= Data excerpts =
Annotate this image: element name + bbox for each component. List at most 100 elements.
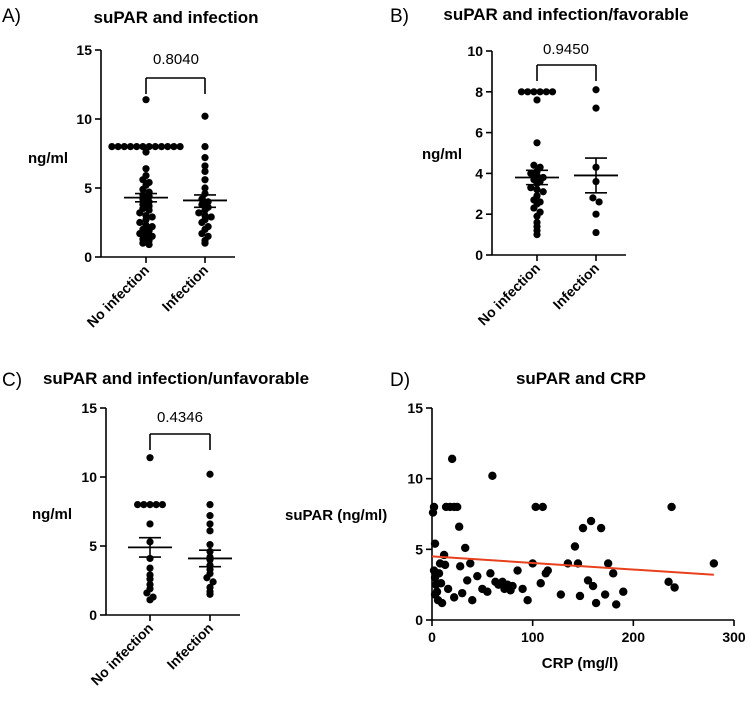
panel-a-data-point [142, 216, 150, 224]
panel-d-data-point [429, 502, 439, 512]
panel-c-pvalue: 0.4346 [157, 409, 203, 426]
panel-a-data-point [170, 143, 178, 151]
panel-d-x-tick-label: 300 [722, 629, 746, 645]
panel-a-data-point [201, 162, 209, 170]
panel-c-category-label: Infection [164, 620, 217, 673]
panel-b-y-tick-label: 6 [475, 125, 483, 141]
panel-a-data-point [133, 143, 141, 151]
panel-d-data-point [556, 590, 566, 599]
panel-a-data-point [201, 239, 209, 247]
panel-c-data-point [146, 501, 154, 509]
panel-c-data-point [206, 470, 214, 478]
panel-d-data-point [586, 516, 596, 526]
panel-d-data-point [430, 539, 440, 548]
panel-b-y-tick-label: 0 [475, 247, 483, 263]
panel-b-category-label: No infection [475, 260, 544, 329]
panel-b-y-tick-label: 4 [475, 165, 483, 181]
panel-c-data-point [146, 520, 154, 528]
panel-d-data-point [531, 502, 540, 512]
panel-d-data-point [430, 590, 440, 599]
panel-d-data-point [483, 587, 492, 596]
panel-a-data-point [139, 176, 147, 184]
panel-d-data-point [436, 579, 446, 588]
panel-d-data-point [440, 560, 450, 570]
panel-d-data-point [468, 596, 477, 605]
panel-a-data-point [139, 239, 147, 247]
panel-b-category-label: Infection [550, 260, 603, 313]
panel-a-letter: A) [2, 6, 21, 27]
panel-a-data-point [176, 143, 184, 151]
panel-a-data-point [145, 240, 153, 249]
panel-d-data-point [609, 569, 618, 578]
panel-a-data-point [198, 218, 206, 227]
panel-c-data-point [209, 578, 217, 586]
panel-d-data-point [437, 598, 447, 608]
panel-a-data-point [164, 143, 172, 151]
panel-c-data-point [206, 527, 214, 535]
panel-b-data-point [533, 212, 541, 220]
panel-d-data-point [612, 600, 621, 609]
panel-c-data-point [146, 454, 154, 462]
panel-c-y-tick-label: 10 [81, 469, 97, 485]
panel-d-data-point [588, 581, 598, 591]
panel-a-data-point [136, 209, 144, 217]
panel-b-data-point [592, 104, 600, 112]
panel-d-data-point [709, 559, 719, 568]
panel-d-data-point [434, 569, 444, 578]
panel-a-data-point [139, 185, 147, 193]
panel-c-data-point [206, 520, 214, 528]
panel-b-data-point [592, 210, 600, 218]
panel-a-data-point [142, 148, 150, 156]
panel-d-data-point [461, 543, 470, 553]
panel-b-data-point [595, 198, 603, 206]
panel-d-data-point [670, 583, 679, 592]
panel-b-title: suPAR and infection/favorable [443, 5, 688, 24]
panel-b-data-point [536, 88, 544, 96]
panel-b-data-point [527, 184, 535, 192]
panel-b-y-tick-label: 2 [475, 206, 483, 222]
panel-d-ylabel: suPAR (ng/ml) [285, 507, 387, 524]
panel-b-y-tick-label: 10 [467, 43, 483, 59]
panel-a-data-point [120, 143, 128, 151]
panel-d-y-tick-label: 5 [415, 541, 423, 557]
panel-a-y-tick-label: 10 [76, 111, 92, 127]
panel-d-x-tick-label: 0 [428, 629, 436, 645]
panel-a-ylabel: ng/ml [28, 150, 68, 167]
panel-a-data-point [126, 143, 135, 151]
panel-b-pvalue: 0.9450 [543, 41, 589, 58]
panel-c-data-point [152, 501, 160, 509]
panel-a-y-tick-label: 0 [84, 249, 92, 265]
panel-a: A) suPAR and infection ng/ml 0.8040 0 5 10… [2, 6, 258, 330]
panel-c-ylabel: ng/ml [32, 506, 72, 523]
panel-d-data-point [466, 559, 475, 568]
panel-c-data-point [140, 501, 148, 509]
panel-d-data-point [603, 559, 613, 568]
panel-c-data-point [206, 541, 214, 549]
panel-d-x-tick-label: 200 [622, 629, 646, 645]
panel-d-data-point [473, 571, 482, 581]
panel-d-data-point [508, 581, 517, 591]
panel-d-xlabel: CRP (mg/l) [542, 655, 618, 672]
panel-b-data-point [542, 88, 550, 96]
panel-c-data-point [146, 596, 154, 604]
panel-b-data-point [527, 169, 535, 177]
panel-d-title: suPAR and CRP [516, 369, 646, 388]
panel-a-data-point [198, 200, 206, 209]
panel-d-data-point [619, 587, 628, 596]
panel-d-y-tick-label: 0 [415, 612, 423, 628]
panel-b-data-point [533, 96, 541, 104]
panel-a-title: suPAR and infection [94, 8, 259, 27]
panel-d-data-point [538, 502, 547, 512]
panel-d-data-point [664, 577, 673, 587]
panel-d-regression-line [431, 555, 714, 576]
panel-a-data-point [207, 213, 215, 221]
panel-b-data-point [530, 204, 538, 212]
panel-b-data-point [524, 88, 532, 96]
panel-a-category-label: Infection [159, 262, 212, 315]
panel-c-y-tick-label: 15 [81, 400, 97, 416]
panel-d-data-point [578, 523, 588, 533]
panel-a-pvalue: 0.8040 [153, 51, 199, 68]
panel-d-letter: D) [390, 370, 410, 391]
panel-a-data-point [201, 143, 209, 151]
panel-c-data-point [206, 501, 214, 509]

...

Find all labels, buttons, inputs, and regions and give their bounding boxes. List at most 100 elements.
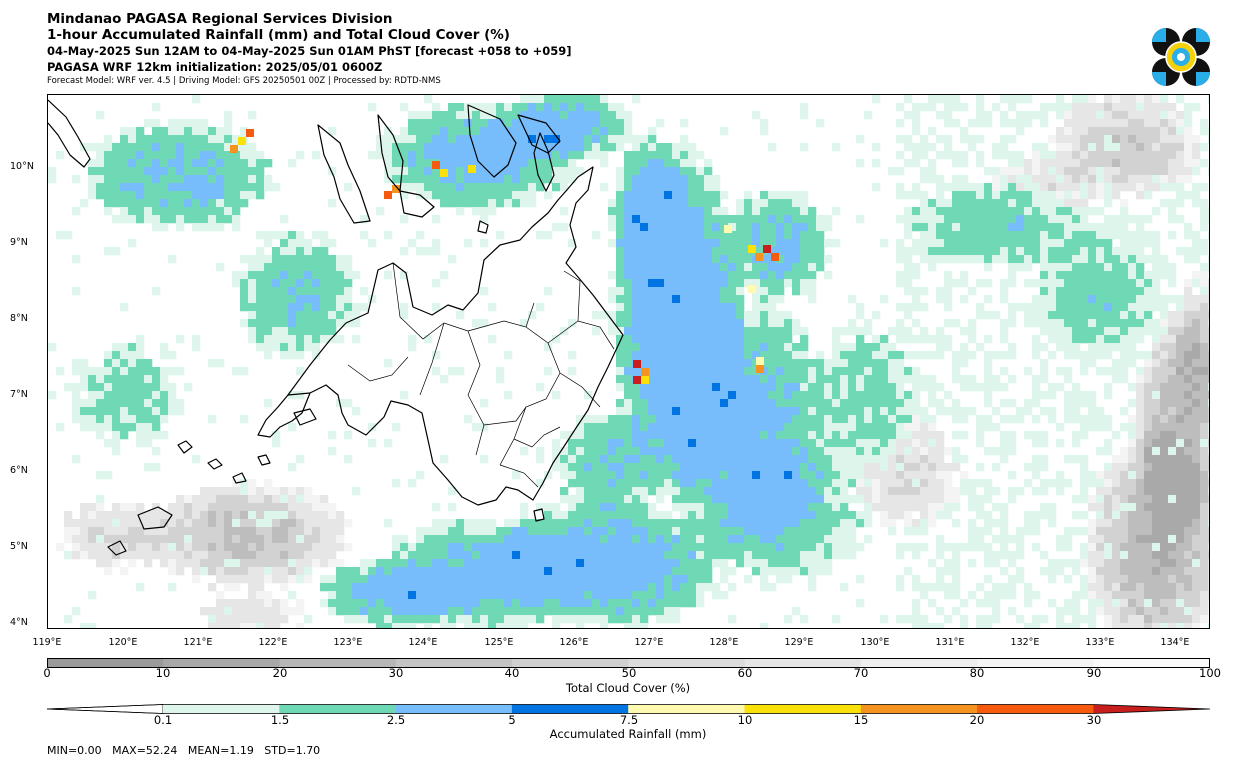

= Exercise requirements =
Copy out everything from the line containing "Annotate this image: element" down to the line containing "panel-a-data-point [139, 185, 147, 193]", both of those lines included, without any changes. Leave the pictures out.

= Response to the task =
Annotate this image: element name + bbox for each component. List at most 100 elements.
panel-a-data-point [142, 216, 150, 224]
panel-d-data-point [429, 502, 439, 512]
panel-c-pvalue: 0.4346 [157, 409, 203, 426]
panel-a-data-point [170, 143, 178, 151]
panel-d-x-tick-label: 300 [722, 629, 746, 645]
panel-a-data-point [201, 162, 209, 170]
panel-c-category-label: Infection [164, 620, 217, 673]
panel-b-y-tick-label: 6 [475, 125, 483, 141]
panel-a-data-point [133, 143, 141, 151]
panel-d-data-point [556, 590, 566, 599]
panel-a-data-point [201, 239, 209, 247]
panel-c-data-point [146, 501, 154, 509]
panel-c-data-point [206, 470, 214, 478]
panel-d-data-point [586, 516, 596, 526]
panel-d-data-point [430, 539, 440, 548]
panel-b-y-tick-label: 0 [475, 247, 483, 263]
panel-b-category-label: No infection [475, 260, 544, 329]
panel-b-y-tick-label: 4 [475, 165, 483, 181]
panel-c-data-point [146, 520, 154, 528]
panel-d-data-point [531, 502, 540, 512]
panel-d-data-point [430, 590, 440, 599]
panel-d-data-point [483, 587, 492, 596]
panel-a-data-point [139, 176, 147, 184]
panel-d-data-point [436, 579, 446, 588]
panel-d-data-point [440, 560, 450, 570]
panel-d-data-point [468, 596, 477, 605]
panel-a-data-point [139, 239, 147, 247]
panel-b-category-label: Infection [550, 260, 603, 313]
panel-a-letter: A) [2, 6, 21, 27]
panel-a-data-point [176, 143, 184, 151]
panel-a-data-point [145, 240, 153, 249]
panel-d-data-point [609, 569, 618, 578]
panel-a-data-point [198, 218, 206, 227]
panel-c-data-point [209, 578, 217, 586]
panel-d-data-point [437, 598, 447, 608]
panel-a-data-point [164, 143, 172, 151]
panel-c-data-point [206, 527, 214, 535]
panel-b-data-point [533, 212, 541, 220]
panel-d-data-point [612, 600, 621, 609]
panel-c-data-point [146, 454, 154, 462]
panel-c-y-tick-label: 10 [81, 469, 97, 485]
panel-d-data-point [588, 581, 598, 591]
panel-a-data-point [136, 209, 144, 217]
panel-b-data-point [592, 104, 600, 112]
panel-d-data-point [709, 559, 719, 568]
panel-d-data-point [434, 569, 444, 578]
panel-a-data-point [139, 185, 147, 193]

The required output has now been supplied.